The task: Retype every entry exactly, character for character.

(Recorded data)
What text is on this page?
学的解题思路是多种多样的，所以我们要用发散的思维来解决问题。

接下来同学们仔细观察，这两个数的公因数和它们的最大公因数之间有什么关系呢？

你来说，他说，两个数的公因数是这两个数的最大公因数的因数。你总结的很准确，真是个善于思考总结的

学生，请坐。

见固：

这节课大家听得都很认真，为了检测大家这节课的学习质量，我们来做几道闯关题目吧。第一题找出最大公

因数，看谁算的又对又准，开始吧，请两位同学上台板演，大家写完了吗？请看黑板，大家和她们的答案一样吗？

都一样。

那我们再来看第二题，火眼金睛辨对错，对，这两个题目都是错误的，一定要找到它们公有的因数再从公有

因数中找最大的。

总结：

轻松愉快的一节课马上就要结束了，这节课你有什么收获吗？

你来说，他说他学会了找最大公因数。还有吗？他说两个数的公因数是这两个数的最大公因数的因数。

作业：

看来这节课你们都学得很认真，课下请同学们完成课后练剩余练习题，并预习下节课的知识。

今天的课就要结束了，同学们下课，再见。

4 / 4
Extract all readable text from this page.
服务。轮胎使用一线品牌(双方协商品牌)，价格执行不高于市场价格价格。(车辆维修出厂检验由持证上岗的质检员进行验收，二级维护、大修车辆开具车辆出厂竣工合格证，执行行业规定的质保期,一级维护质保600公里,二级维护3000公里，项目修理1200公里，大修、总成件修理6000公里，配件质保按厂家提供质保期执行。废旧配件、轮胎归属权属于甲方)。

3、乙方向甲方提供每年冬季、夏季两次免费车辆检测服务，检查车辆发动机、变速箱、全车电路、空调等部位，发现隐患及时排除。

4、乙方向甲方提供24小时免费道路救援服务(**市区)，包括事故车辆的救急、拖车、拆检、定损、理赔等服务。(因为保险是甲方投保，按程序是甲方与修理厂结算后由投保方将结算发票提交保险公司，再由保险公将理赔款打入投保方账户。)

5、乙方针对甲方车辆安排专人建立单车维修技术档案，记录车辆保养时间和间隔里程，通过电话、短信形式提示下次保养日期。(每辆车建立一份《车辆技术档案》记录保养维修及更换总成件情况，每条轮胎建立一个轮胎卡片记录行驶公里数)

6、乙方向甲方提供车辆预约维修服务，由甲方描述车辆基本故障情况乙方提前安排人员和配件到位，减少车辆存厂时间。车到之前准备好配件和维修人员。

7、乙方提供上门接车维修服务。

Written solution:
What text is on this page?
学的解题思路是多种多样的，所以我们要用发散的思维来解决问题。

接下来同学们仔细观察，这两个数的公因数和它们的最大公因数之间有什么关系呢？

你来说，他说，两个数的公因数是这两个数的最大公因数的因数。你总结的很准确，真是个善于思考总结的

学生，请坐。

见固：

这节课大家听得都很认真，为了检测大家这节课的学习质量，我们来做几道闯关题目吧。第一题找出最大公

因数，看谁算的又对又准，开始吧，请两位同学上台板演，大家写完了吗？请看黑板，大家和她们的答案一样吗？

都一样。

那我们再来看第二题，火眼金睛辨对错，对，这两个题目都是错误的，一定要找到它们公有的因数再从公有

因数中找最大的。

总结：

轻松愉快的一节课马上就要结束了，这节课你有什么收获吗？

你来说，他说他学会了找最大公因数。还有吗？他说两个数的公因数是这两个数的最大公因数的因数。

作业：

看来这节课你们都学得很认真，课下请同学们完成课后练剩余练习题，并预习下节课的知识。

今天的课就要结束了，同学们下课，再见。

4 / 4
Extract all readable text from this page.
服务。轮胎使用一线品牌(双方协商品牌)，价格执行不高于市场价格价格。(车辆维修出厂检验由持证上岗的质检员进行验收，二级维护、大修车辆开具车辆出厂竣工合格证，执行行业规定的质保期,一级维护质保600公里,二级维护3000公里，项目修理1200公里，大修、总成件修理6000公里，配件质保按厂家提供质保期执行。废旧配件、轮胎归属权属于甲方)。

3、乙方向甲方提供每年冬季、夏季两次免费车辆检测服务，检查车辆发动机、变速箱、全车电路、空调等部位，发现隐患及时排除。

4、乙方向甲方提供24小时免费道路救援服务(**市区)，包括事故车辆的救急、拖车、拆检、定损、理赔等服务。(因为保险是甲方投保，按程序是甲方与修理厂结算后由投保方将结算发票提交保险公司，再由保险公将理赔款打入投保方账户。)

5、乙方针对甲方车辆安排专人建立单车维修技术档案，记录车辆保养时间和间隔里程，通过电话、短信形式提示下次保养日期。(每辆车建立一份《车辆技术档案》记录保养维修及更换总成件情况，每条轮胎建立一个轮胎卡片记录行驶公里数)

6、乙方向甲方提供车辆预约维修服务，由甲方描述车辆基本故障情况乙方提前安排人员和配件到位，减少车辆存厂时间。车到之前准备好配件和维修人员。

7、乙方提供上门接车维修服务。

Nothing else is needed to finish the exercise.